- [Given task] Write out all the data again, exactly as it stands.

-- start --

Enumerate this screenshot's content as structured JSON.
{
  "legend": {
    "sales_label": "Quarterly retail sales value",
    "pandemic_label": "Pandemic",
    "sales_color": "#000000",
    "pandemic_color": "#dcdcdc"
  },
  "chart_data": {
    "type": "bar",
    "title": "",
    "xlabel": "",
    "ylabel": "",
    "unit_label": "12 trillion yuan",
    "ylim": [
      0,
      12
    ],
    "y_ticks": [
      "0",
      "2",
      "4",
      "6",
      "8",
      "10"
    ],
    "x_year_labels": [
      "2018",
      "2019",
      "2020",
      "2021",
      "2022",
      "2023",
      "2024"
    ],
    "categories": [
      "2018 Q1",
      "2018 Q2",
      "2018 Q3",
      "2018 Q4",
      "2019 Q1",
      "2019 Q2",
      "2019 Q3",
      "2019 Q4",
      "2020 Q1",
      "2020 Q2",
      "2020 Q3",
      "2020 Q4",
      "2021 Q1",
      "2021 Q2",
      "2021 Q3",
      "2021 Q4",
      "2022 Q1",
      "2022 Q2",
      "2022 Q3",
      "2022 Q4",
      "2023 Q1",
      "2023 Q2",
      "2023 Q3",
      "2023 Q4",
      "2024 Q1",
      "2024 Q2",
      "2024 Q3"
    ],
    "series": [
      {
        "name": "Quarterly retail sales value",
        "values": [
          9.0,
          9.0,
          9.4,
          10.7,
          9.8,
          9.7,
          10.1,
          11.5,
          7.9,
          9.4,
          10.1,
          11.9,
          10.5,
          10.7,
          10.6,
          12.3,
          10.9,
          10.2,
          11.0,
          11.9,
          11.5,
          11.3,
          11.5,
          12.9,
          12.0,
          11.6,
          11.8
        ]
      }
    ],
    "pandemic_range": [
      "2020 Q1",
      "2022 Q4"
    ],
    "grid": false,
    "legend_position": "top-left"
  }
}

-- end --

- [The reply]
Enumerate this screenshot's content as structured JSON.
{
  "legend": {
    "sales_label": "Quarterly retail sales value",
    "pandemic_label": "Pandemic",
    "sales_color": "#000000",
    "pandemic_color": "#dcdcdc"
  },
  "chart_data": {
    "type": "bar",
    "title": "",
    "xlabel": "",
    "ylabel": "",
    "unit_label": "12 trillion yuan",
    "ylim": [
      0,
      12
    ],
    "y_ticks": [
      "0",
      "2",
      "4",
      "6",
      "8",
      "10"
    ],
    "x_year_labels": [
      "2018",
      "2019",
      "2020",
      "2021",
      "2022",
      "2023",
      "2024"
    ],
    "categories": [
      "2018 Q1",
      "2018 Q2",
      "2018 Q3",
      "2018 Q4",
      "2019 Q1",
      "2019 Q2",
      "2019 Q3",
      "2019 Q4",
      "2020 Q1",
      "2020 Q2",
      "2020 Q3",
      "2020 Q4",
      "2021 Q1",
      "2021 Q2",
      "2021 Q3",
      "2021 Q4",
      "2022 Q1",
      "2022 Q2",
      "2022 Q3",
      "2022 Q4",
      "2023 Q1",
      "2023 Q2",
      "2023 Q3",
      "2023 Q4",
      "2024 Q1",
      "2024 Q2",
      "2024 Q3"
    ],
    "series": [
      {
        "name": "Quarterly retail sales value",
        "values": [
          9.0,
          9.0,
          9.4,
          10.7,
          9.8,
          9.7,
          10.1,
          11.5,
          7.9,
          9.4,
          10.1,
          11.9,
          10.5,
          10.7,
          10.6,
          12.3,
          10.9,
          10.2,
          11.0,
          11.9,
          11.5,
          11.3,
          11.5,
          12.9,
          12.0,
          11.6,
          11.8
        ]
      }
    ],
    "pandemic_range": [
      "2020 Q1",
      "2022 Q4"
    ],
    "grid": false,
    "legend_position": "top-left"
  }
}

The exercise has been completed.